### Given entries
····················
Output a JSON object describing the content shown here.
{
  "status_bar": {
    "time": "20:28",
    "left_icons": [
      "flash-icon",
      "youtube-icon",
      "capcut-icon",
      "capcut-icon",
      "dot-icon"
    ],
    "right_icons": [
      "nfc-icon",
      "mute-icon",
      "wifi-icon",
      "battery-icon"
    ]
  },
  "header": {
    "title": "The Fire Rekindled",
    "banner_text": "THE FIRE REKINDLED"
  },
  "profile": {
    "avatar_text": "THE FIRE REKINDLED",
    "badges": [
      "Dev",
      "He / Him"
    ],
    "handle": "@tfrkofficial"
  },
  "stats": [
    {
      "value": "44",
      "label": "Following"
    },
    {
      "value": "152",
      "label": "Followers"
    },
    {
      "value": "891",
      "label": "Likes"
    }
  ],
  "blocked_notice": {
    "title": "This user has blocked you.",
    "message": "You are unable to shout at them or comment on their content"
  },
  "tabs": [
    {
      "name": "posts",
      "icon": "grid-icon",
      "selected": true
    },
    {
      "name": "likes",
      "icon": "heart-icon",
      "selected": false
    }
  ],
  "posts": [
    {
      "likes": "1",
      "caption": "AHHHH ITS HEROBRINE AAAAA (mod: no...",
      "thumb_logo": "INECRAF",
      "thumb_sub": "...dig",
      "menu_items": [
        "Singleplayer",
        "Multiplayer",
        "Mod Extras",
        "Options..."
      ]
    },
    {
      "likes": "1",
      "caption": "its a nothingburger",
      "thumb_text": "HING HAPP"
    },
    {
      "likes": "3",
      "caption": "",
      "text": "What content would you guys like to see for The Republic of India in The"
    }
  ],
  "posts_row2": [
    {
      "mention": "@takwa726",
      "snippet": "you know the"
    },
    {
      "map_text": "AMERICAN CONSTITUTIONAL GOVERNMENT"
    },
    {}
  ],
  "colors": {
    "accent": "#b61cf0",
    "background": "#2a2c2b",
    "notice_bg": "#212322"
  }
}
····················
### Exercise
Go through the records and pull out each line that includes the word "content".

### Solution
Output a JSON object describing the content shown here.
    "message": "You are unable to shout at them or comment on their content"
      "text": "What content would you guys like to see for The Republic of India in The"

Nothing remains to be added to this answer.